(Data items)
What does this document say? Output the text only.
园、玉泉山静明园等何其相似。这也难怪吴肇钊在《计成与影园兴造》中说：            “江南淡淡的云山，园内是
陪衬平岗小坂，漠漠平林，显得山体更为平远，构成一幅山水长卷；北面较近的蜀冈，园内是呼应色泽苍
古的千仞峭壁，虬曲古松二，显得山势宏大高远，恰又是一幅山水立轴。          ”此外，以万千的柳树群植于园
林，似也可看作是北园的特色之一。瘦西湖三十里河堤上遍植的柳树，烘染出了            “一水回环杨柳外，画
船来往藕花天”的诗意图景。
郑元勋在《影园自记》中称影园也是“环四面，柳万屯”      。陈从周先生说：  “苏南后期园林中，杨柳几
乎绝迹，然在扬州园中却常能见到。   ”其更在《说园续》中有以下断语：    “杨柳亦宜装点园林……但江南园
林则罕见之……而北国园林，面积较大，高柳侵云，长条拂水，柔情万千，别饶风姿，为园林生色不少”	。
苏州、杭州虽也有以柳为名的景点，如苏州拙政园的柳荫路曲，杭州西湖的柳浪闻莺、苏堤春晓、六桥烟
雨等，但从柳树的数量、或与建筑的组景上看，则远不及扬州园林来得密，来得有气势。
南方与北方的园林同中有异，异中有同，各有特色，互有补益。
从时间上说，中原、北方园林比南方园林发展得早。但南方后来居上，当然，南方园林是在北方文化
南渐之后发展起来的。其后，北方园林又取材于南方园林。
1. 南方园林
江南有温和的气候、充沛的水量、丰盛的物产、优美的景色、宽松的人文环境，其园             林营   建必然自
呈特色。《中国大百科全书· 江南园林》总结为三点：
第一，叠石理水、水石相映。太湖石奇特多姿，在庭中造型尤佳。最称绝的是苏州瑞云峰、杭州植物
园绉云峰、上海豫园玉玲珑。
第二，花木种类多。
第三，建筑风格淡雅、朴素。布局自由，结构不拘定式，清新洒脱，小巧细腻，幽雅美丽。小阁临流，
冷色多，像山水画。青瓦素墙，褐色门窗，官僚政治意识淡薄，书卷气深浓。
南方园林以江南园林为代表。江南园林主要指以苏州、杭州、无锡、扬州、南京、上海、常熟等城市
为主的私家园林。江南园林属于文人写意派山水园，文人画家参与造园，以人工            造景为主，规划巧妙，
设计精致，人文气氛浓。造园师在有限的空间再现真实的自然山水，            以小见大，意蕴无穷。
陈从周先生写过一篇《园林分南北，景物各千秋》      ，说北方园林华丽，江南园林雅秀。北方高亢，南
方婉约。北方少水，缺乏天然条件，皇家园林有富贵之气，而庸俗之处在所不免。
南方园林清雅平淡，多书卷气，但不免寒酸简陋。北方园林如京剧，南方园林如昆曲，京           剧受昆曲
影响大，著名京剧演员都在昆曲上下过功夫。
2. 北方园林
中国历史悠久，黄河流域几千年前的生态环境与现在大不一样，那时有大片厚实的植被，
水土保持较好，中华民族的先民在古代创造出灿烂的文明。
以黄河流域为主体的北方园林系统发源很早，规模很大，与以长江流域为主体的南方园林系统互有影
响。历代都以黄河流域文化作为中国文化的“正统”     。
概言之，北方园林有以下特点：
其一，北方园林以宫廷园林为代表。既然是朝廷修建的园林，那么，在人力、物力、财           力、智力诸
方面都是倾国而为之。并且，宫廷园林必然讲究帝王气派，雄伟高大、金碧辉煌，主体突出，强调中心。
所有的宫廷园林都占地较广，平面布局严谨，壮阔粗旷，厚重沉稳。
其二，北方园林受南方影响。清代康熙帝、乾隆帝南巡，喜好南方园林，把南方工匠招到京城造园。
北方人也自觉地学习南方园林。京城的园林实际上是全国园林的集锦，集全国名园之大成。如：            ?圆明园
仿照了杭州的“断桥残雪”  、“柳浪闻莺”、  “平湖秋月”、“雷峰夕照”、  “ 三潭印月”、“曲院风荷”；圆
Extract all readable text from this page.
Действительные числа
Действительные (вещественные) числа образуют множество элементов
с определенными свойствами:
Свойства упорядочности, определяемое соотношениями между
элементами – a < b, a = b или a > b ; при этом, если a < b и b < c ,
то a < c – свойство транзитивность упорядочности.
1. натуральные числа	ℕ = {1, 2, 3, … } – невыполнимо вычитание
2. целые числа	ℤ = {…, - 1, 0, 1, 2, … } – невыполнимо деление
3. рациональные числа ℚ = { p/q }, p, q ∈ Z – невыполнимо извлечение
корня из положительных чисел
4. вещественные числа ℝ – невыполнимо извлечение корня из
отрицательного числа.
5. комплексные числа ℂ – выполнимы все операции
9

● **Instruction**
Identify and copy lines that hold the string "вещественные".

● **Task response**
Действительные (вещественные) числа образуют множество элементов
4. вещественные числа ℝ – невыполнимо извлечение корня из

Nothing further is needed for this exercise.